▶ [Task description] Copy the data below verbatim, starting at the line that contains "search-input[interactable] (432, 24, 684, 67)" and ending at the line that contains "remove-picture-checkbox[interactable] (246, 1100, 263, 1116)", with both of those lines included.
┄┄┄┄┄┄
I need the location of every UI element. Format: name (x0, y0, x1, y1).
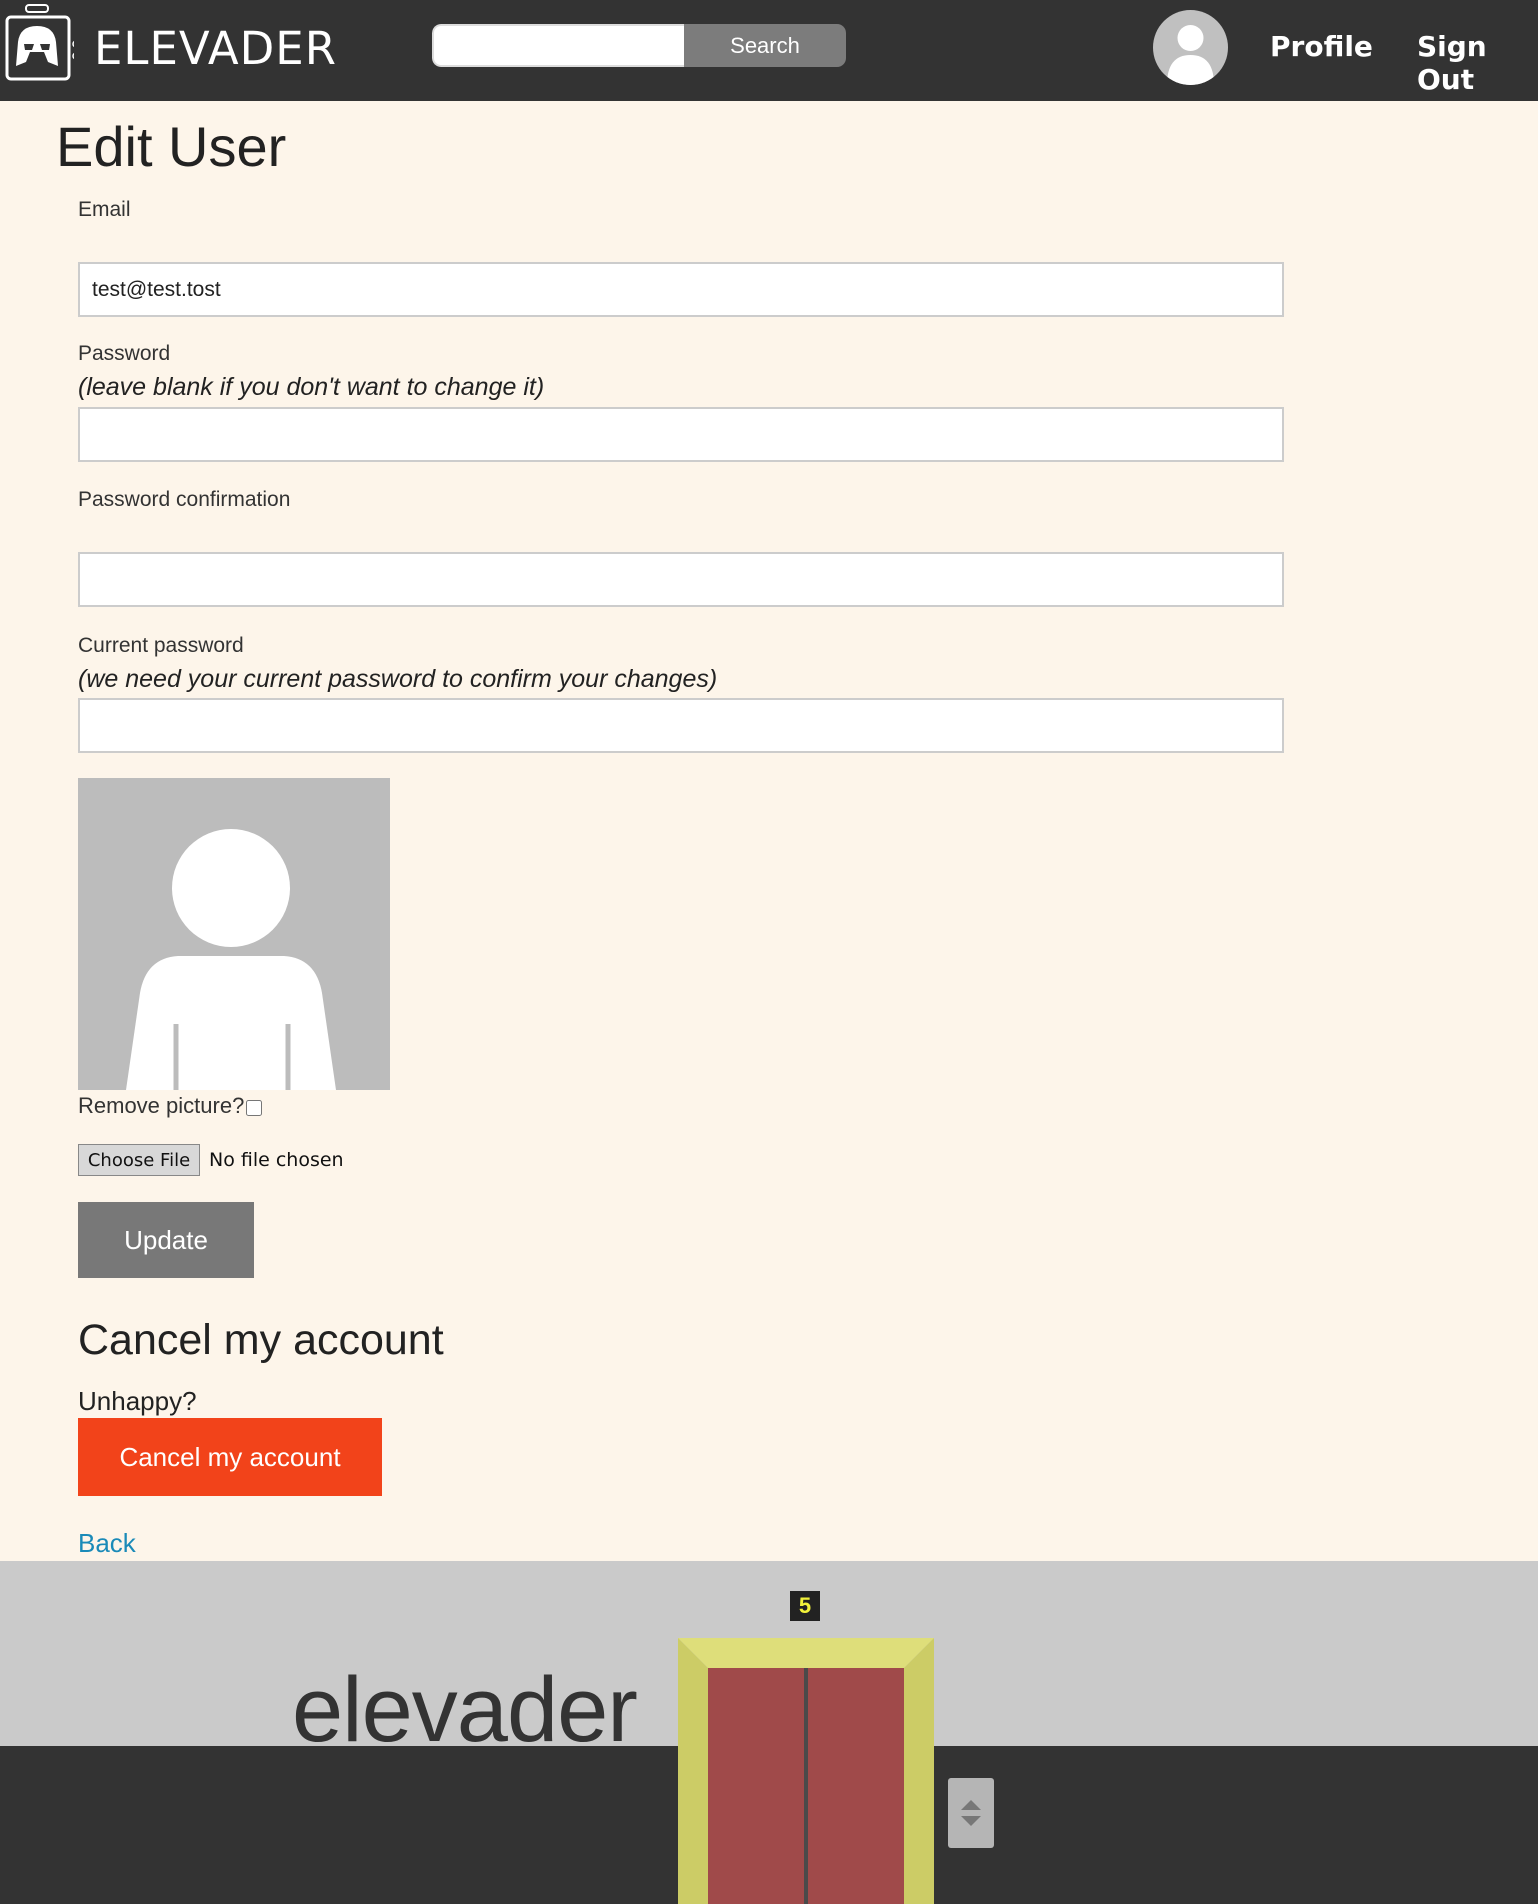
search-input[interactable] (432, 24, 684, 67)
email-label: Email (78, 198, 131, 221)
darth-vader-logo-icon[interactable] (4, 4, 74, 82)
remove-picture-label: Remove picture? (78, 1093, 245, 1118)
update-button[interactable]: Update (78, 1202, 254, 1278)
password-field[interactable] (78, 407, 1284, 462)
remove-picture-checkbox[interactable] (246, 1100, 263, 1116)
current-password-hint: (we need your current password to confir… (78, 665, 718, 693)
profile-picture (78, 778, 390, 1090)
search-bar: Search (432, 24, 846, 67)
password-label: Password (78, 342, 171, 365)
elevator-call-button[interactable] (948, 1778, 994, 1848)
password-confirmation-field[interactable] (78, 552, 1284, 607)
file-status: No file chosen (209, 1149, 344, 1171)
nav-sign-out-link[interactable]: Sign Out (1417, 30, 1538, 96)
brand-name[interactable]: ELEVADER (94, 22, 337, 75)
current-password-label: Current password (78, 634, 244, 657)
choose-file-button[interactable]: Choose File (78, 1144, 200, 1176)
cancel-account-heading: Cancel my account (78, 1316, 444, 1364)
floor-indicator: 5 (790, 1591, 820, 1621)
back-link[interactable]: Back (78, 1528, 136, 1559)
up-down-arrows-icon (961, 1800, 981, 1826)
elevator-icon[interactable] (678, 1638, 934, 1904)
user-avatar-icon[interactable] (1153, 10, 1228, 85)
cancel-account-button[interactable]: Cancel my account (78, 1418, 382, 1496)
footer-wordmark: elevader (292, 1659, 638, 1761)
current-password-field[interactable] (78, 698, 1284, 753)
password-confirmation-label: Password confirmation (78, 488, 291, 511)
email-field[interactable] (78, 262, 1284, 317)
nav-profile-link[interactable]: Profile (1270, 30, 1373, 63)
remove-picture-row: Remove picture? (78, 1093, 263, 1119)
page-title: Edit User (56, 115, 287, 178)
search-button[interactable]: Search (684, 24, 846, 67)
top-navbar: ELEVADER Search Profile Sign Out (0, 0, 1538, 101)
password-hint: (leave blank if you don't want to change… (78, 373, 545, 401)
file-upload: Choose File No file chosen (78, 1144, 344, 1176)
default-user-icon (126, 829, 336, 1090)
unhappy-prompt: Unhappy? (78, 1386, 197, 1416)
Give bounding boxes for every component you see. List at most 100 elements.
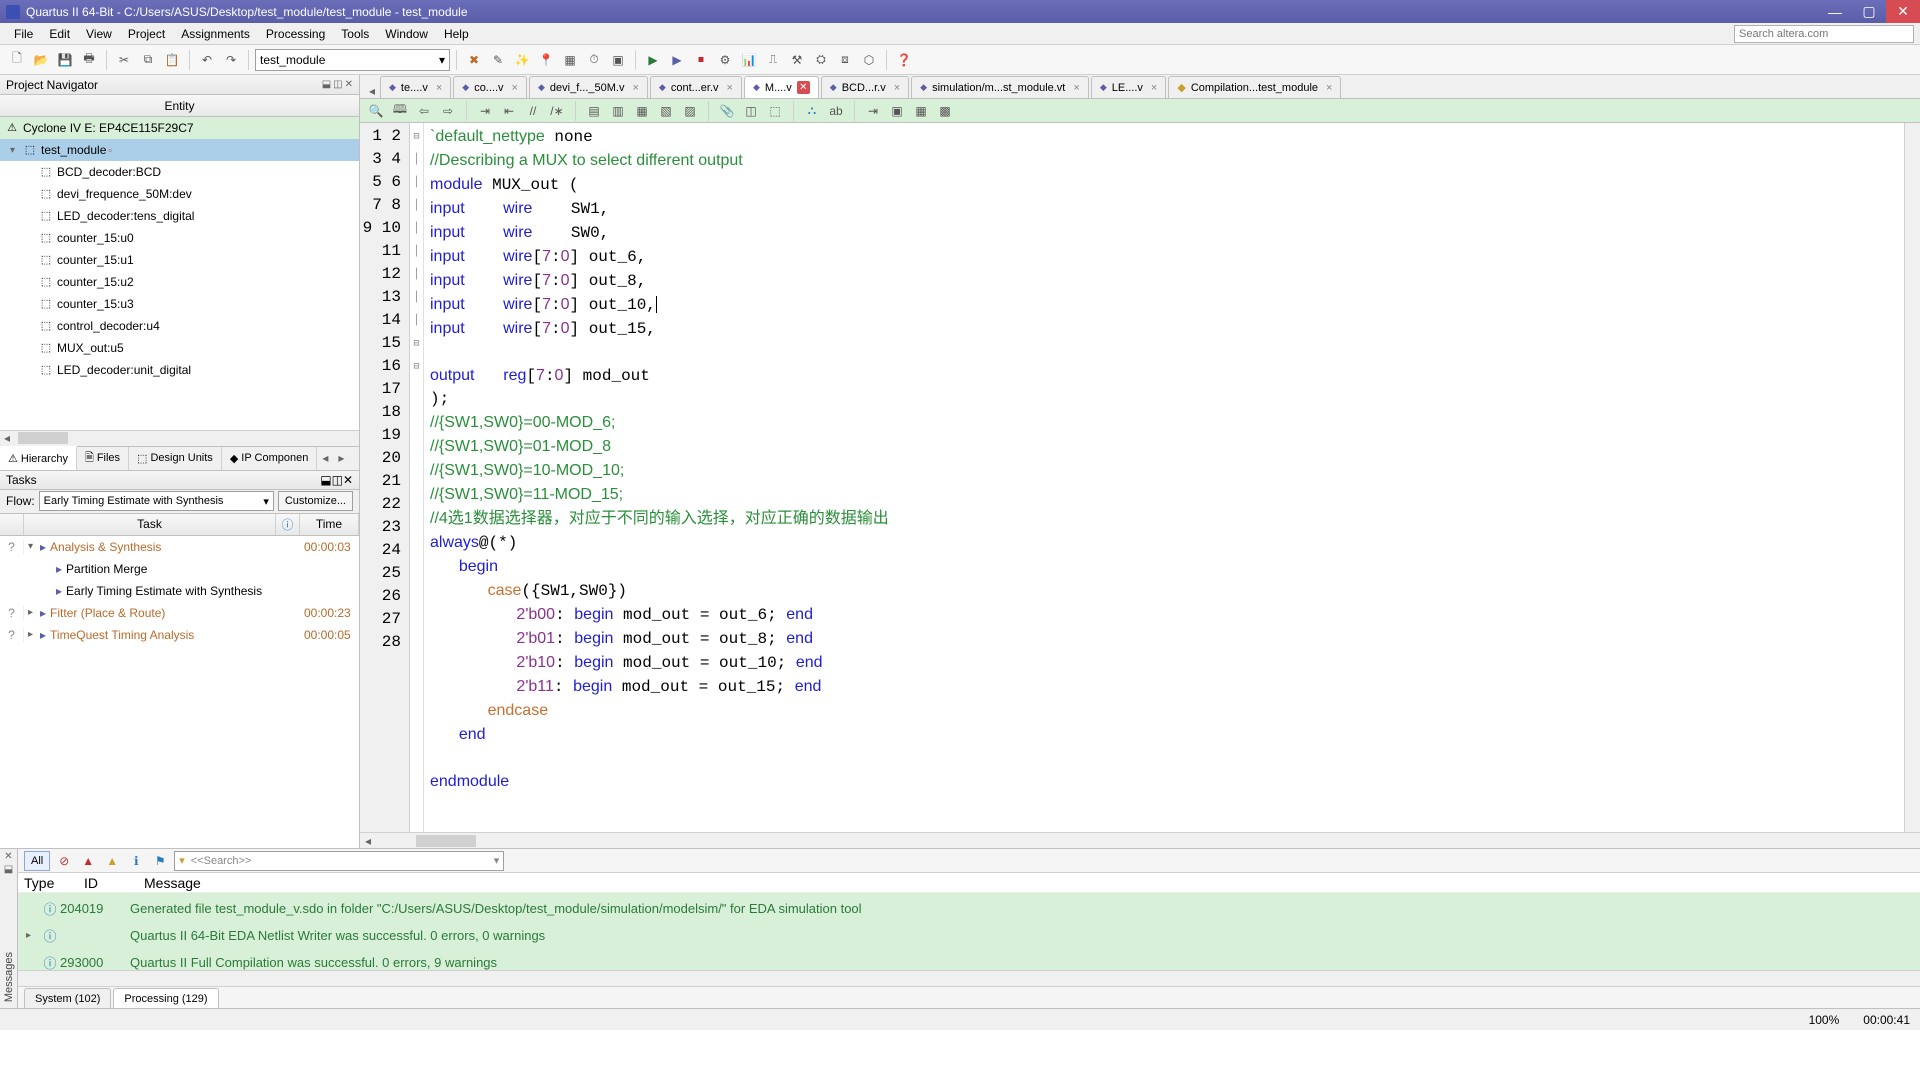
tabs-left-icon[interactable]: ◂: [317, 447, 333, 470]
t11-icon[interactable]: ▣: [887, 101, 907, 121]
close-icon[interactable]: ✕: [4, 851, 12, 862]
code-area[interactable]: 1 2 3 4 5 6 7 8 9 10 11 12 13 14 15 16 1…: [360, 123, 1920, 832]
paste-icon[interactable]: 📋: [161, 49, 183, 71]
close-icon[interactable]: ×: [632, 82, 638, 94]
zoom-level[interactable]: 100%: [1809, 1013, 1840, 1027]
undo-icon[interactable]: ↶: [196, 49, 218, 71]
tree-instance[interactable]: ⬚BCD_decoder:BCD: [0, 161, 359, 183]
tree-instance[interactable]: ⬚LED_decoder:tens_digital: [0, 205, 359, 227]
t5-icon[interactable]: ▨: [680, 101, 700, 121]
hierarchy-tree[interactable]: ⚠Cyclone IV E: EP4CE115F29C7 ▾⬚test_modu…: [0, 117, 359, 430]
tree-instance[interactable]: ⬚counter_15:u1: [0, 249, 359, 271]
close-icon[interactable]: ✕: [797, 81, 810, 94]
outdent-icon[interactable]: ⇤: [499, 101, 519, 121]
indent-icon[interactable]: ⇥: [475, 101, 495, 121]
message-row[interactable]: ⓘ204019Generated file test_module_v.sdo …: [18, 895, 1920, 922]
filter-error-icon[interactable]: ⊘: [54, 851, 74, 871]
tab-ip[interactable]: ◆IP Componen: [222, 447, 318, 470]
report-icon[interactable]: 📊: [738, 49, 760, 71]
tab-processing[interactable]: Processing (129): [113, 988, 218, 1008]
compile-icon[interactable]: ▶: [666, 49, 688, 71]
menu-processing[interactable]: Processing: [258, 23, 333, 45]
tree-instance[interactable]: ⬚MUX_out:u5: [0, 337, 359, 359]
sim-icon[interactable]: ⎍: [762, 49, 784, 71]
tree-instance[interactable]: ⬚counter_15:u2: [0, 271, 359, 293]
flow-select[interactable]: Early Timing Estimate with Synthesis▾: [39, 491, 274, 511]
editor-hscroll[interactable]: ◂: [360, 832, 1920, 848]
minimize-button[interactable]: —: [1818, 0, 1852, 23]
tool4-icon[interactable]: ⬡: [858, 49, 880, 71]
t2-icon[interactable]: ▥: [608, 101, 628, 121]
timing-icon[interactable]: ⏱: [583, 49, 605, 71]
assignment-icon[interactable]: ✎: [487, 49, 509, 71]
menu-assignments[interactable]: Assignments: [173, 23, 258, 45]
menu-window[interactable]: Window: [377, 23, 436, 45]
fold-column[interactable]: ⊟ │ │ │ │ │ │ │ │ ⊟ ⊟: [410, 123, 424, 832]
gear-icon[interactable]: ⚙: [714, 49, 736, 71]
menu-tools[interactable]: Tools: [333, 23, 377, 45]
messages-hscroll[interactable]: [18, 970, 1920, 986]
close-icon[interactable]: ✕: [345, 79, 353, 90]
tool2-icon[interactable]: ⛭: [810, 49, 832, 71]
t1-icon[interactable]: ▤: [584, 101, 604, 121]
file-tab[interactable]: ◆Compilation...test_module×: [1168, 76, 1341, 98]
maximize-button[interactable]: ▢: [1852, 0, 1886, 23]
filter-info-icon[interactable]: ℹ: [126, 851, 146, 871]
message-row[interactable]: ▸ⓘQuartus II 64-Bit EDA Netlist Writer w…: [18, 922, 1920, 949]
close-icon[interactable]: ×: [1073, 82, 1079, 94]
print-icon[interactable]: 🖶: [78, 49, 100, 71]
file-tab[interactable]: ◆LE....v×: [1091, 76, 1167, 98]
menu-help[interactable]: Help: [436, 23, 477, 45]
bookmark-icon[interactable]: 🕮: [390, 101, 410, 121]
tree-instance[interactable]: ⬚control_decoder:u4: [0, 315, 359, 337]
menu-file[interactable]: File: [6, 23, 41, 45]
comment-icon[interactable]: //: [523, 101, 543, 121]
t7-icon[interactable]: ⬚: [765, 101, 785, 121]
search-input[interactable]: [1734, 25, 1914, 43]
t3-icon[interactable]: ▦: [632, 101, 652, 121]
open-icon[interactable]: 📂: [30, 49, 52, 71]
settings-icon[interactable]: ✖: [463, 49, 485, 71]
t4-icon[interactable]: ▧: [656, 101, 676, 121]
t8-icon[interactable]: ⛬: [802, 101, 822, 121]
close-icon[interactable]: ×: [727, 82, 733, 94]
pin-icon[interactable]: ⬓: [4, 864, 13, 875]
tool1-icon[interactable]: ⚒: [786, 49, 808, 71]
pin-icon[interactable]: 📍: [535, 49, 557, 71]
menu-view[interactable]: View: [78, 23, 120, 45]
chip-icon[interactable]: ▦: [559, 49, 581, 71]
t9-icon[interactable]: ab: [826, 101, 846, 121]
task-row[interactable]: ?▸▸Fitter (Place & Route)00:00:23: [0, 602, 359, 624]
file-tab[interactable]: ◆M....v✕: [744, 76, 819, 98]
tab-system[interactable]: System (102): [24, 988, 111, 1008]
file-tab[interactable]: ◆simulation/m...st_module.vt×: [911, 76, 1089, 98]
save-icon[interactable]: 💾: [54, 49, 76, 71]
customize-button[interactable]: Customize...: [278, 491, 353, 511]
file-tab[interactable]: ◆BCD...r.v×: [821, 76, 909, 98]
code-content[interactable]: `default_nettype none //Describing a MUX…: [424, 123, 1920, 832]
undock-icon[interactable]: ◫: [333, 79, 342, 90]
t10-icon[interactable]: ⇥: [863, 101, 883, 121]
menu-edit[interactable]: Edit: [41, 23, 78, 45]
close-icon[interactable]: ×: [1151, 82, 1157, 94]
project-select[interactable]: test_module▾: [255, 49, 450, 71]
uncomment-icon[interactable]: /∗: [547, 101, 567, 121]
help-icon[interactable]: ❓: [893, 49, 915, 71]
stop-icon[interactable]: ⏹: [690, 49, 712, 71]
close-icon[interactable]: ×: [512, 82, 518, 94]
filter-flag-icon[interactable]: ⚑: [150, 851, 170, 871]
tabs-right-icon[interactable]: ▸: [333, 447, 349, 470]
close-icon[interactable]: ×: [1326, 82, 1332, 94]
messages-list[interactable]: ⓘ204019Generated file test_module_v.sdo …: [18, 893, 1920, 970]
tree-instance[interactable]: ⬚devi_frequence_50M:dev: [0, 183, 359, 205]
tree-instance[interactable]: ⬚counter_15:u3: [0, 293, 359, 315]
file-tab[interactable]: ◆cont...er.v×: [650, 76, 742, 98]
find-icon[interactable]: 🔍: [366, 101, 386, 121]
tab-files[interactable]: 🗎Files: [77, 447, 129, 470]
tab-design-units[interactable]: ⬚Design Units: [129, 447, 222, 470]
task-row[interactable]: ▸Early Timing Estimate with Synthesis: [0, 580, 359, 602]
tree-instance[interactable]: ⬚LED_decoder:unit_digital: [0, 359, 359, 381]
┄┄┄┄┄┄
▶ [Task result]
search-input[interactable] (432, 24, 684, 67)
email-label: Email (78, 198, 131, 221)
darth-vader-logo-icon[interactable] (4, 4, 74, 82)
remove-picture-label: Remove picture? (78, 1093, 245, 1118)
update-button[interactable]: Update (78, 1202, 254, 1278)
password-field[interactable] (78, 407, 1284, 462)
remove-picture-checkbox[interactable] (246, 1100, 263, 1116)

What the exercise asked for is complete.